_Input rows_.
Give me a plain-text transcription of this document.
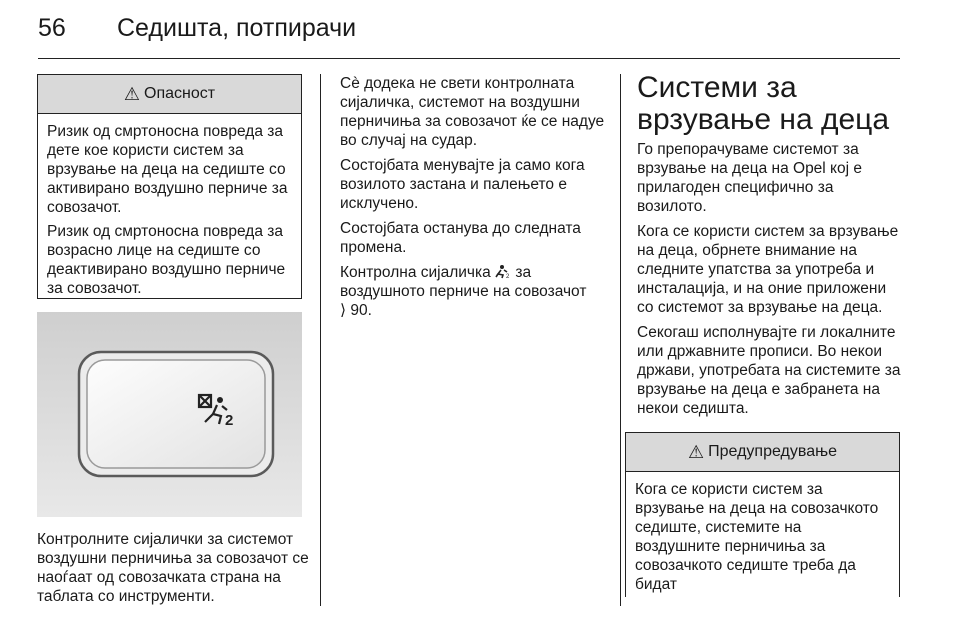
56 Седишта, потпирачи
⚠ Опасност

Ризик од смртоносна повреда за дете кое користи систем за врзување на деца на седиште со активирано воздушно перниче за совозачот.

Ризик од смртоносна повреда за возрасно лице на седиште со деактивирано воздушно перниче за совозачот.

2

Контролните сијалички за системот воздушни перничиња за совозачот се наоѓаат од совозачката страна на таблата со инструменти.

Сè додека не свети контролната сијаличка, системот на воздушни перничиња за совозачот ќе се надуе во случај на судар.

Состојбата менувајте ја само кога возилото застана и палењето е исклучено.

Состојбата останува до следната промена.

Контролна сијаличка	2 за воздушното перниче на совозачот
⟩ 90.

Системи за врзување на деца

Го препорачуваме системот за врзување на деца на Opel кој е прилагоден специфично за возилото.

Кога се користи систем за врзување на деца, обрнете внимание на следните упатства за употреба и инсталација, и на оние приложени со системот за врзување на деца.

Секогаш исполнувајте ги локалните или државните прописи. Во некои држави, употребата на системите за врзување на деца е забранета на некои седишта.

⚠ Предупредување

Кога се користи систем за врзување на деца на совозачкото седиште, системите на воздушните перничиња за совозачкото седиште треба да бидат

_Instructions for the task_.
Search the preceding listing for the word "Состојбата" and pull out every line that holds it.

_Task result_.
Состојбата менувајте ја само кога возилото застана и палењето е исклучено.
Состојбата останува до следната промена.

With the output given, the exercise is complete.